**Direction**
Set out every line bearing the string "Joach".

**Provided entries**
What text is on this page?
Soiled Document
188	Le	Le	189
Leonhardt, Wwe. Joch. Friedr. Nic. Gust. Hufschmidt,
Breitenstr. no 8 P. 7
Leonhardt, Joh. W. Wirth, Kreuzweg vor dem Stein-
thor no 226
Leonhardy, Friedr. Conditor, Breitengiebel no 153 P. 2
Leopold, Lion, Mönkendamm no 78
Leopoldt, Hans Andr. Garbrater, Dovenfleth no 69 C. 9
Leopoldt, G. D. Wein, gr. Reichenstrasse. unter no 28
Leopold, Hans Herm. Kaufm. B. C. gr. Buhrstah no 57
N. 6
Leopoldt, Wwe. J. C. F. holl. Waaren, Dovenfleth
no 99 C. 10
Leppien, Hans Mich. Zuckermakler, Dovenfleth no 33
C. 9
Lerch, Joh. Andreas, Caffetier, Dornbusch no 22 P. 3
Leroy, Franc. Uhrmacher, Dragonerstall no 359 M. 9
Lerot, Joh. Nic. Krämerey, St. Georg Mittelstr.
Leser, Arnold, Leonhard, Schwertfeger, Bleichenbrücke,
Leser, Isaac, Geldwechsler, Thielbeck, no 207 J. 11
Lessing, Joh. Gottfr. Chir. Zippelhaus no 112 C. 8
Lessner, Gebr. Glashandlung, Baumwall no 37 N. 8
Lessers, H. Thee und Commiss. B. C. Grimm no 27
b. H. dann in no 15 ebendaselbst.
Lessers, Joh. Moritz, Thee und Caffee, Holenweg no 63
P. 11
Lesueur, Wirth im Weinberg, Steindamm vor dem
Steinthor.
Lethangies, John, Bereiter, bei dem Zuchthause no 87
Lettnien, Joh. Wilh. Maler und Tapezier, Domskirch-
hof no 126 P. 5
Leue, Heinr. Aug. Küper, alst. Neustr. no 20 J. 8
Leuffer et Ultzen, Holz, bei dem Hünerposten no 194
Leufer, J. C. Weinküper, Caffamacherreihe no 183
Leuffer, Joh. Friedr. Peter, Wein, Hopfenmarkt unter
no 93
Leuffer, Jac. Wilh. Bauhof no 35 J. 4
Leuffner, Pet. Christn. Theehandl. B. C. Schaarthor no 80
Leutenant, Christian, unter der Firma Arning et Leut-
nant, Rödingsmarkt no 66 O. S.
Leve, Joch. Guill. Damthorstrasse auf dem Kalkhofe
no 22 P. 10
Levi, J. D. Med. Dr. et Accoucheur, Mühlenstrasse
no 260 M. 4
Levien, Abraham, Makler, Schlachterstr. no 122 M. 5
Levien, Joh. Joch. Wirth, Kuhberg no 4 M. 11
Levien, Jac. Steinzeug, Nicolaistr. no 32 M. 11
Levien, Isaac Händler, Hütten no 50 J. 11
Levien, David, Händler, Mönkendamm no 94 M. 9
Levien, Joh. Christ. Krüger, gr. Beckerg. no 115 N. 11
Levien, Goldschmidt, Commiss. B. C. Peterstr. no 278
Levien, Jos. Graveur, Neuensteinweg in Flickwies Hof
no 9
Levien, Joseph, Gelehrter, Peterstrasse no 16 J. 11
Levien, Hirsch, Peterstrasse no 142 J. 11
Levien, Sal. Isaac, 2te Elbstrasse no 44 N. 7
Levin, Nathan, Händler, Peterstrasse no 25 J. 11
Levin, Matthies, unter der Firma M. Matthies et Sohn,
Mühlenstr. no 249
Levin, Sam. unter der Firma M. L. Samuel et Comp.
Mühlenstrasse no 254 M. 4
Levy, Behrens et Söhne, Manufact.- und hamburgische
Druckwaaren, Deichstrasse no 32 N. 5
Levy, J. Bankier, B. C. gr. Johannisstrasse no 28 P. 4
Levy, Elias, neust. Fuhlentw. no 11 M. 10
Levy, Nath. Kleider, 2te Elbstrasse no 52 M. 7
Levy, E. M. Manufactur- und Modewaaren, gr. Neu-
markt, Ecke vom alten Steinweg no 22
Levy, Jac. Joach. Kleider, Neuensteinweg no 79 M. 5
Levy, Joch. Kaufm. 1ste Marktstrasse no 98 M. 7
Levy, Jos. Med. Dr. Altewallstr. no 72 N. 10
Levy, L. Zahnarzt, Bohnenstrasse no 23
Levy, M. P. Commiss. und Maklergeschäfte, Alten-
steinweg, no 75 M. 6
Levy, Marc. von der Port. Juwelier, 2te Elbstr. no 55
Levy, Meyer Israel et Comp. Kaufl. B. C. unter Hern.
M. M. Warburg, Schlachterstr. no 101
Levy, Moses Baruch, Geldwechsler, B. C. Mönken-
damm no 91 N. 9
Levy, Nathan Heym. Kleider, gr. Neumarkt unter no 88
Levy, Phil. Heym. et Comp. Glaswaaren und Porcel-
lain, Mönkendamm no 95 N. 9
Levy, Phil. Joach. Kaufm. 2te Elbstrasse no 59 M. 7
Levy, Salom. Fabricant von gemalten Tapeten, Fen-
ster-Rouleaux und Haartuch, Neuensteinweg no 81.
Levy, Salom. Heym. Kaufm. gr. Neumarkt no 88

**Full response**
Levy, Jac. Joach. Kleider, Neuensteinweg no 79 M. 5
Levy, Phil. Joach. Kaufm. 2te Elbstrasse no 59 M. 7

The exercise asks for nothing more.